### YOUR GOAL
Restate each line word for word. Leave out every picture.

A block of data:
━━━━━━━━━━

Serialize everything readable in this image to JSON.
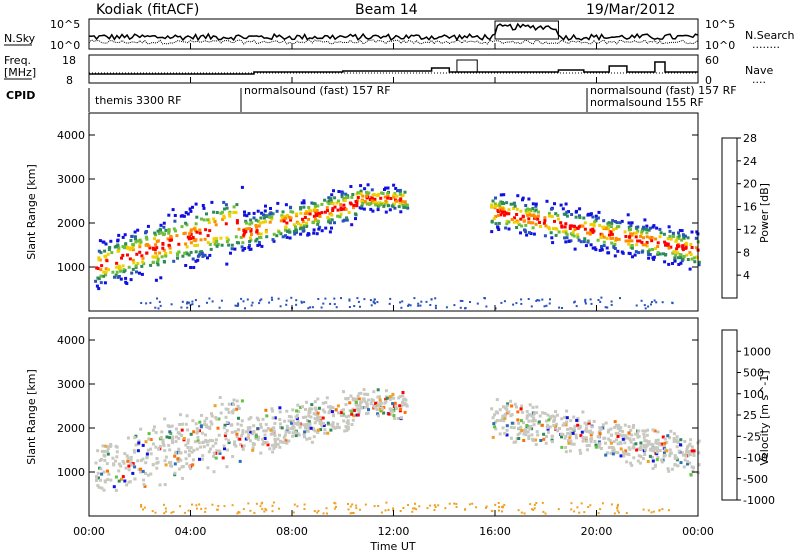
{
  "header": {
    "station": "Kodiak (fitACF)",
    "beam": "Beam 14",
    "date": "19/Mar/2012"
  },
  "noise_panel": {
    "left_label": "N.Sky",
    "right_label": "N.Search",
    "right_label_dots": "........",
    "left_ticks": [
      "10^5",
      "10^0"
    ],
    "right_ticks": [
      "10^5",
      "10^0"
    ]
  },
  "freq_panel": {
    "left_label_line1": "Freq.",
    "left_label_line2": "[MHz]",
    "right_label": "Nave",
    "right_label_dots": "....",
    "left_ticks": [
      "18",
      "8"
    ],
    "right_ticks": [
      "60",
      "0"
    ]
  },
  "cpid": {
    "label": "CPID",
    "segments": [
      {
        "text": "themis 3300 RF",
        "start_h": 0.0
      },
      {
        "text": "normalsound (fast) 157 RF",
        "start_h": 6.0
      },
      {
        "text": "normalsound (fast) 157 RF",
        "start_h": 19.75
      },
      {
        "text": "normalsound 155 RF",
        "start_h": 19.75
      }
    ]
  },
  "chart_data": [
    {
      "type": "heatmap",
      "name": "power",
      "ylabel": "Slant Range [km]",
      "xlabel": "Time UT",
      "x_ticks": [
        "00:00",
        "04:00",
        "08:00",
        "12:00",
        "16:00",
        "20:00",
        "00:00"
      ],
      "x_range_hours": [
        0,
        24
      ],
      "ylim": [
        0,
        4500
      ],
      "y_ticks": [
        1000,
        2000,
        3000,
        4000
      ],
      "colorbar": {
        "label": "Power [dB]",
        "ticks": [
          "4",
          "8",
          "12",
          "16",
          "20",
          "24",
          "28"
        ],
        "range": [
          0,
          30
        ],
        "colors": [
          "#1010e0",
          "#2a52be",
          "#2e8b57",
          "#6dbf3a",
          "#f0d000",
          "#ff8c00",
          "#ff0000"
        ]
      }
    },
    {
      "type": "heatmap",
      "name": "velocity",
      "ylabel": "Slant Range [km]",
      "xlabel": "Time UT",
      "x_ticks": [
        "00:00",
        "04:00",
        "08:00",
        "12:00",
        "16:00",
        "20:00",
        "00:00"
      ],
      "x_range_hours": [
        0,
        24
      ],
      "ylim": [
        0,
        4500
      ],
      "y_ticks": [
        1000,
        2000,
        3000,
        4000
      ],
      "colorbar": {
        "label": "Velocity [m s^-1]",
        "ticks": [
          "1000",
          "500",
          "100",
          "25",
          "-25",
          "-100",
          "-500",
          "-1000"
        ],
        "colors": [
          "#1010e0",
          "#2a6fb8",
          "#2e8b57",
          "#5fc43c",
          "#c8c8c0",
          "#f0a020",
          "#ff7000",
          "#ff0000"
        ]
      }
    }
  ]
}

━━━━━━━━━━

### CORRECT OUTPUT
Serialize everything readable in this image to JSON.
{
  "header": {
    "station": "Kodiak (fitACF)",
    "beam": "Beam 14",
    "date": "19/Mar/2012"
  },
  "noise_panel": {
    "left_label": "N.Sky",
    "right_label": "N.Search",
    "right_label_dots": "........",
    "left_ticks": [
      "10^5",
      "10^0"
    ],
    "right_ticks": [
      "10^5",
      "10^0"
    ]
  },
  "freq_panel": {
    "left_label_line1": "Freq.",
    "left_label_line2": "[MHz]",
    "right_label": "Nave",
    "right_label_dots": "....",
    "left_ticks": [
      "18",
      "8"
    ],
    "right_ticks": [
      "60",
      "0"
    ]
  },
  "cpid": {
    "label": "CPID",
    "segments": [
      {
        "text": "themis 3300 RF",
        "start_h": 0.0
      },
      {
        "text": "normalsound (fast) 157 RF",
        "start_h": 6.0
      },
      {
        "text": "normalsound (fast) 157 RF",
        "start_h": 19.75
      },
      {
        "text": "normalsound 155 RF",
        "start_h": 19.75
      }
    ]
  },
  "chart_data": [
    {
      "type": "heatmap",
      "name": "power",
      "ylabel": "Slant Range [km]",
      "xlabel": "Time UT",
      "x_ticks": [
        "00:00",
        "04:00",
        "08:00",
        "12:00",
        "16:00",
        "20:00",
        "00:00"
      ],
      "x_range_hours": [
        0,
        24
      ],
      "ylim": [
        0,
        4500
      ],
      "y_ticks": [
        1000,
        2000,
        3000,
        4000
      ],
      "colorbar": {
        "label": "Power [dB]",
        "ticks": [
          "4",
          "8",
          "12",
          "16",
          "20",
          "24",
          "28"
        ],
        "range": [
          0,
          30
        ],
        "colors": [
          "#1010e0",
          "#2a52be",
          "#2e8b57",
          "#6dbf3a",
          "#f0d000",
          "#ff8c00",
          "#ff0000"
        ]
      }
    },
    {
      "type": "heatmap",
      "name": "velocity",
      "ylabel": "Slant Range [km]",
      "xlabel": "Time UT",
      "x_ticks": [
        "00:00",
        "04:00",
        "08:00",
        "12:00",
        "16:00",
        "20:00",
        "00:00"
      ],
      "x_range_hours": [
        0,
        24
      ],
      "ylim": [
        0,
        4500
      ],
      "y_ticks": [
        1000,
        2000,
        3000,
        4000
      ],
      "colorbar": {
        "label": "Velocity [m s^-1]",
        "ticks": [
          "1000",
          "500",
          "100",
          "25",
          "-25",
          "-100",
          "-500",
          "-1000"
        ],
        "colors": [
          "#1010e0",
          "#2a6fb8",
          "#2e8b57",
          "#5fc43c",
          "#c8c8c0",
          "#f0a020",
          "#ff7000",
          "#ff0000"
        ]
      }
    }
  ]
}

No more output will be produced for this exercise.